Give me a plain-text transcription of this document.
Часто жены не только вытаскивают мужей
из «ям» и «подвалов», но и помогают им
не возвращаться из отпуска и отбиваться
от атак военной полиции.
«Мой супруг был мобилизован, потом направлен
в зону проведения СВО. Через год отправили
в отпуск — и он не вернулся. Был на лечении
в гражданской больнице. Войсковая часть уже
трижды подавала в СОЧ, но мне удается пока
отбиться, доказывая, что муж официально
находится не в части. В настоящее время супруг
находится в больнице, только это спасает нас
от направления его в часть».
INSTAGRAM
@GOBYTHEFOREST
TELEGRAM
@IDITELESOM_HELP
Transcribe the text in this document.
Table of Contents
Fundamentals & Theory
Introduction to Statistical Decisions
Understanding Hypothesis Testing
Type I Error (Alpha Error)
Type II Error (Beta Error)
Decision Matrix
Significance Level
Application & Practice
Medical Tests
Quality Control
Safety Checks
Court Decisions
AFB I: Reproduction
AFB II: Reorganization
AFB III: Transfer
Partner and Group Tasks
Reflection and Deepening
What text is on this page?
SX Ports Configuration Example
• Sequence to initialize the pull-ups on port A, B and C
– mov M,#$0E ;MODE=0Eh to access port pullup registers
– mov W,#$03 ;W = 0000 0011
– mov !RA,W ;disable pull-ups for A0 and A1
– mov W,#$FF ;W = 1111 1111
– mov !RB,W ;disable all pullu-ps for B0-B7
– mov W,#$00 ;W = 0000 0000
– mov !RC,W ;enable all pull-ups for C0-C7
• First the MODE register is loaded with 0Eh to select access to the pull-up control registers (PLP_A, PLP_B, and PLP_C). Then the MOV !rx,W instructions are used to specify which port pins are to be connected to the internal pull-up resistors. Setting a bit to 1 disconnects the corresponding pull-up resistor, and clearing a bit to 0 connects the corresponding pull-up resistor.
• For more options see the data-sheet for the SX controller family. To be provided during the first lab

━━━━

→ EXERCISE
Repeat the data above exactly.

→ WRITTEN SOLUTION
Give me a plain-text transcription of this document.
Часто жены не только вытаскивают мужей
из «ям» и «подвалов», но и помогают им
не возвращаться из отпуска и отбиваться
от атак военной полиции.
«Мой супруг был мобилизован, потом направлен
в зону проведения СВО. Через год отправили
в отпуск — и он не вернулся. Был на лечении
в гражданской больнице. Войсковая часть уже
трижды подавала в СОЧ, но мне удается пока
отбиться, доказывая, что муж официально
находится не в части. В настоящее время супруг
находится в больнице, только это спасает нас
от направления его в часть».
INSTAGRAM
@GOBYTHEFOREST
TELEGRAM
@IDITELESOM_HELP
Transcribe the text in this document.
Table of Contents
Fundamentals & Theory
Introduction to Statistical Decisions
Understanding Hypothesis Testing
Type I Error (Alpha Error)
Type II Error (Beta Error)
Decision Matrix
Significance Level
Application & Practice
Medical Tests
Quality Control
Safety Checks
Court Decisions
AFB I: Reproduction
AFB II: Reorganization
AFB III: Transfer
Partner and Group Tasks
Reflection and Deepening
What text is on this page?
SX Ports Configuration Example
• Sequence to initialize the pull-ups on port A, B and C
– mov M,#$0E ;MODE=0Eh to access port pullup registers
– mov W,#$03 ;W = 0000 0011
– mov !RA,W ;disable pull-ups for A0 and A1
– mov W,#$FF ;W = 1111 1111
– mov !RB,W ;disable all pullu-ps for B0-B7
– mov W,#$00 ;W = 0000 0000
– mov !RC,W ;enable all pull-ups for C0-C7
• First the MODE register is loaded with 0Eh to select access to the pull-up control registers (PLP_A, PLP_B, and PLP_C). Then the MOV !rx,W instructions are used to specify which port pins are to be connected to the internal pull-up resistors. Setting a bit to 1 disconnects the corresponding pull-up resistor, and clearing a bit to 0 connects the corresponding pull-up resistor.
• For more options see the data-sheet for the SX controller family. To be provided during the first lab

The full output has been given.